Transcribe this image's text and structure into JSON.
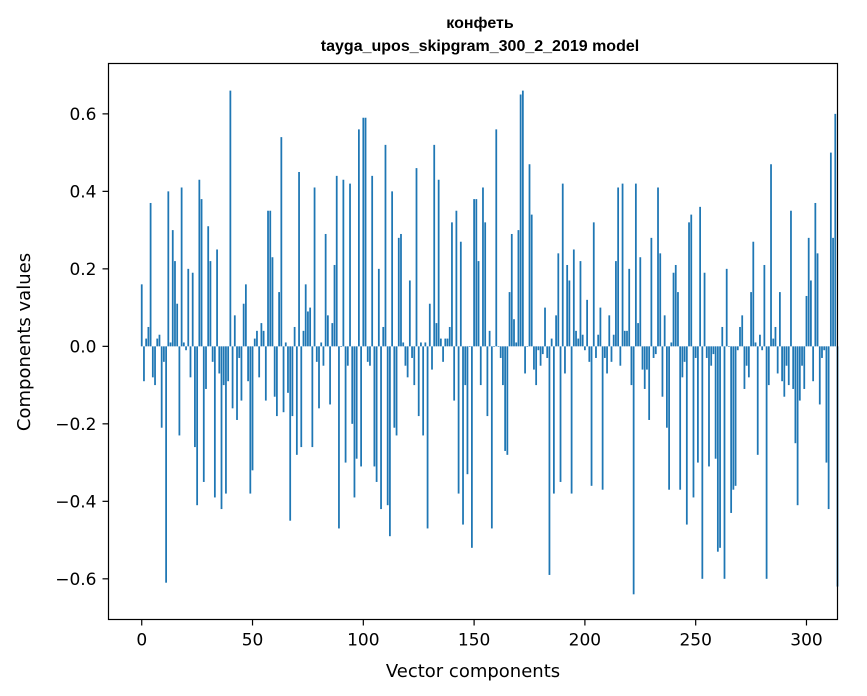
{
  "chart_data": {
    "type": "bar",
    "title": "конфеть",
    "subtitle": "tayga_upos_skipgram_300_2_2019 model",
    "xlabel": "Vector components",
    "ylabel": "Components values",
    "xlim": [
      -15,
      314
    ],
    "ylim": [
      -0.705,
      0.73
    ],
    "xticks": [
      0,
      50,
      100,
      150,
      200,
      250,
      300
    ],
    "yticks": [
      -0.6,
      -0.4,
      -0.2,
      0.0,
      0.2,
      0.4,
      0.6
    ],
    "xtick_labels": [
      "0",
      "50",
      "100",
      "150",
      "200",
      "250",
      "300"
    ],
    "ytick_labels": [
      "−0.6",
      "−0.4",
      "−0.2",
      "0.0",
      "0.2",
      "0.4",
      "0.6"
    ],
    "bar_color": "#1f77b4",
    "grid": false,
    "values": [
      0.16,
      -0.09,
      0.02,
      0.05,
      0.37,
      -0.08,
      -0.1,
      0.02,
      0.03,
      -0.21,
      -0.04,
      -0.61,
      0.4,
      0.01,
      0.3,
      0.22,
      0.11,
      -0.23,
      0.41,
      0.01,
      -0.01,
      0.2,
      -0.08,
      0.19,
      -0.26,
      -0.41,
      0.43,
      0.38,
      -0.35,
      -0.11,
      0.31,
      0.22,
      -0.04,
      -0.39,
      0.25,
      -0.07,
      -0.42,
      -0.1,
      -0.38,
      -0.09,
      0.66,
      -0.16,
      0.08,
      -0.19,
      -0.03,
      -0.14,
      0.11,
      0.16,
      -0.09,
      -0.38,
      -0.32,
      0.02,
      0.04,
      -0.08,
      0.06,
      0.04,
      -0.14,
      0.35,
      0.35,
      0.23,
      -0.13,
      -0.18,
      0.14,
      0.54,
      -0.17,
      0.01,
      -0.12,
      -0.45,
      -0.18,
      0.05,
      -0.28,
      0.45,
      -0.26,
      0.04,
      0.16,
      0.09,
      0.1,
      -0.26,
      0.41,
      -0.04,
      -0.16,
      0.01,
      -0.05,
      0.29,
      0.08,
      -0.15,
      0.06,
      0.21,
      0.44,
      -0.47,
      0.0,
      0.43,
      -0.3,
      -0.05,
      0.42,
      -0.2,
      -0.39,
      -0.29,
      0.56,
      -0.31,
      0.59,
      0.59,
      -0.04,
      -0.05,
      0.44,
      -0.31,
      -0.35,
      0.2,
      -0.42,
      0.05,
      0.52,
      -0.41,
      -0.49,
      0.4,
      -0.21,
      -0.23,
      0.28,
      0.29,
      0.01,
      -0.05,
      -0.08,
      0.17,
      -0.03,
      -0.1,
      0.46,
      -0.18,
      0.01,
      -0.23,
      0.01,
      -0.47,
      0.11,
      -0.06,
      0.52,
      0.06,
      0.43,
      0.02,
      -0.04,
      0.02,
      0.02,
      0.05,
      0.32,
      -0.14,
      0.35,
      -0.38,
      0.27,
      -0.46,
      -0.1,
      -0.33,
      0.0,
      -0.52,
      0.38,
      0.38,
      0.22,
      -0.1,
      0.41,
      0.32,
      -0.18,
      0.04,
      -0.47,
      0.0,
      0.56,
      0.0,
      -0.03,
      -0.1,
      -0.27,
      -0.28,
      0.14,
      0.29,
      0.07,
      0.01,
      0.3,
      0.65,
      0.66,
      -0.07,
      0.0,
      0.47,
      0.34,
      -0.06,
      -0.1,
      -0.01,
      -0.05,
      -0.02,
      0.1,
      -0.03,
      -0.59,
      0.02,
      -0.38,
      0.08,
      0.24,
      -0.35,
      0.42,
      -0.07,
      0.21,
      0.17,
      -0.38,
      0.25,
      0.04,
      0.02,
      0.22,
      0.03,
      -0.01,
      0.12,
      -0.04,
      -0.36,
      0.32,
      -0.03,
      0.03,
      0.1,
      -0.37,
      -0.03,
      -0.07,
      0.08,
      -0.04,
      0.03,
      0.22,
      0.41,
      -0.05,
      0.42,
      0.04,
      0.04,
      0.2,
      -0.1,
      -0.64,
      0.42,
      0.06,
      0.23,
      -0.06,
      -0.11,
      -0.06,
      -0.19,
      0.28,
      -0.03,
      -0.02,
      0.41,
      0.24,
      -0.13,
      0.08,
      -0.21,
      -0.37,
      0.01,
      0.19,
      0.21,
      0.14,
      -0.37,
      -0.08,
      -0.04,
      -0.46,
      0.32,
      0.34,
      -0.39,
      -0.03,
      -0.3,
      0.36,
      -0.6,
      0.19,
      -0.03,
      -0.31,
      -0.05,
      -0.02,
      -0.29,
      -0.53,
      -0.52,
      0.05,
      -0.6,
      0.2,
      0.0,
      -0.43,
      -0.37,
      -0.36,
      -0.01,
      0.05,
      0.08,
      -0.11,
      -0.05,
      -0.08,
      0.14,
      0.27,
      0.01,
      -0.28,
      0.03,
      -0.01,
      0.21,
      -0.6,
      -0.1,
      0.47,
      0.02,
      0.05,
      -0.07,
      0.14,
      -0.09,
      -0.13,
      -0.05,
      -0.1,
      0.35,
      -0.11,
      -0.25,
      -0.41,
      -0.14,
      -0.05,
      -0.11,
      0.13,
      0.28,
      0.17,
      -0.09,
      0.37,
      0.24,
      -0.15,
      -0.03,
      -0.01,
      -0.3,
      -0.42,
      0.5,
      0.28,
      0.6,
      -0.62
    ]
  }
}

○ ○ ○ ○ ○ ○ ○

Copy the listing over exactly, skipping the pictures it holds.

◆ Problem solution ◆
Transcribe this image's text and structure into JSON.
{
  "chart_data": {
    "type": "bar",
    "title": "конфеть",
    "subtitle": "tayga_upos_skipgram_300_2_2019 model",
    "xlabel": "Vector components",
    "ylabel": "Components values",
    "xlim": [
      -15,
      314
    ],
    "ylim": [
      -0.705,
      0.73
    ],
    "xticks": [
      0,
      50,
      100,
      150,
      200,
      250,
      300
    ],
    "yticks": [
      -0.6,
      -0.4,
      -0.2,
      0.0,
      0.2,
      0.4,
      0.6
    ],
    "xtick_labels": [
      "0",
      "50",
      "100",
      "150",
      "200",
      "250",
      "300"
    ],
    "ytick_labels": [
      "−0.6",
      "−0.4",
      "−0.2",
      "0.0",
      "0.2",
      "0.4",
      "0.6"
    ],
    "bar_color": "#1f77b4",
    "grid": false,
    "values": [
      0.16,
      -0.09,
      0.02,
      0.05,
      0.37,
      -0.08,
      -0.1,
      0.02,
      0.03,
      -0.21,
      -0.04,
      -0.61,
      0.4,
      0.01,
      0.3,
      0.22,
      0.11,
      -0.23,
      0.41,
      0.01,
      -0.01,
      0.2,
      -0.08,
      0.19,
      -0.26,
      -0.41,
      0.43,
      0.38,
      -0.35,
      -0.11,
      0.31,
      0.22,
      -0.04,
      -0.39,
      0.25,
      -0.07,
      -0.42,
      -0.1,
      -0.38,
      -0.09,
      0.66,
      -0.16,
      0.08,
      -0.19,
      -0.03,
      -0.14,
      0.11,
      0.16,
      -0.09,
      -0.38,
      -0.32,
      0.02,
      0.04,
      -0.08,
      0.06,
      0.04,
      -0.14,
      0.35,
      0.35,
      0.23,
      -0.13,
      -0.18,
      0.14,
      0.54,
      -0.17,
      0.01,
      -0.12,
      -0.45,
      -0.18,
      0.05,
      -0.28,
      0.45,
      -0.26,
      0.04,
      0.16,
      0.09,
      0.1,
      -0.26,
      0.41,
      -0.04,
      -0.16,
      0.01,
      -0.05,
      0.29,
      0.08,
      -0.15,
      0.06,
      0.21,
      0.44,
      -0.47,
      0.0,
      0.43,
      -0.3,
      -0.05,
      0.42,
      -0.2,
      -0.39,
      -0.29,
      0.56,
      -0.31,
      0.59,
      0.59,
      -0.04,
      -0.05,
      0.44,
      -0.31,
      -0.35,
      0.2,
      -0.42,
      0.05,
      0.52,
      -0.41,
      -0.49,
      0.4,
      -0.21,
      -0.23,
      0.28,
      0.29,
      0.01,
      -0.05,
      -0.08,
      0.17,
      -0.03,
      -0.1,
      0.46,
      -0.18,
      0.01,
      -0.23,
      0.01,
      -0.47,
      0.11,
      -0.06,
      0.52,
      0.06,
      0.43,
      0.02,
      -0.04,
      0.02,
      0.02,
      0.05,
      0.32,
      -0.14,
      0.35,
      -0.38,
      0.27,
      -0.46,
      -0.1,
      -0.33,
      0.0,
      -0.52,
      0.38,
      0.38,
      0.22,
      -0.1,
      0.41,
      0.32,
      -0.18,
      0.04,
      -0.47,
      0.0,
      0.56,
      0.0,
      -0.03,
      -0.1,
      -0.27,
      -0.28,
      0.14,
      0.29,
      0.07,
      0.01,
      0.3,
      0.65,
      0.66,
      -0.07,
      0.0,
      0.47,
      0.34,
      -0.06,
      -0.1,
      -0.01,
      -0.05,
      -0.02,
      0.1,
      -0.03,
      -0.59,
      0.02,
      -0.38,
      0.08,
      0.24,
      -0.35,
      0.42,
      -0.07,
      0.21,
      0.17,
      -0.38,
      0.25,
      0.04,
      0.02,
      0.22,
      0.03,
      -0.01,
      0.12,
      -0.04,
      -0.36,
      0.32,
      -0.03,
      0.03,
      0.1,
      -0.37,
      -0.03,
      -0.07,
      0.08,
      -0.04,
      0.03,
      0.22,
      0.41,
      -0.05,
      0.42,
      0.04,
      0.04,
      0.2,
      -0.1,
      -0.64,
      0.42,
      0.06,
      0.23,
      -0.06,
      -0.11,
      -0.06,
      -0.19,
      0.28,
      -0.03,
      -0.02,
      0.41,
      0.24,
      -0.13,
      0.08,
      -0.21,
      -0.37,
      0.01,
      0.19,
      0.21,
      0.14,
      -0.37,
      -0.08,
      -0.04,
      -0.46,
      0.32,
      0.34,
      -0.39,
      -0.03,
      -0.3,
      0.36,
      -0.6,
      0.19,
      -0.03,
      -0.31,
      -0.05,
      -0.02,
      -0.29,
      -0.53,
      -0.52,
      0.05,
      -0.6,
      0.2,
      0.0,
      -0.43,
      -0.37,
      -0.36,
      -0.01,
      0.05,
      0.08,
      -0.11,
      -0.05,
      -0.08,
      0.14,
      0.27,
      0.01,
      -0.28,
      0.03,
      -0.01,
      0.21,
      -0.6,
      -0.1,
      0.47,
      0.02,
      0.05,
      -0.07,
      0.14,
      -0.09,
      -0.13,
      -0.05,
      -0.1,
      0.35,
      -0.11,
      -0.25,
      -0.41,
      -0.14,
      -0.05,
      -0.11,
      0.13,
      0.28,
      0.17,
      -0.09,
      0.37,
      0.24,
      -0.15,
      -0.03,
      -0.01,
      -0.3,
      -0.42,
      0.5,
      0.28,
      0.6,
      -0.62
    ]
  }
}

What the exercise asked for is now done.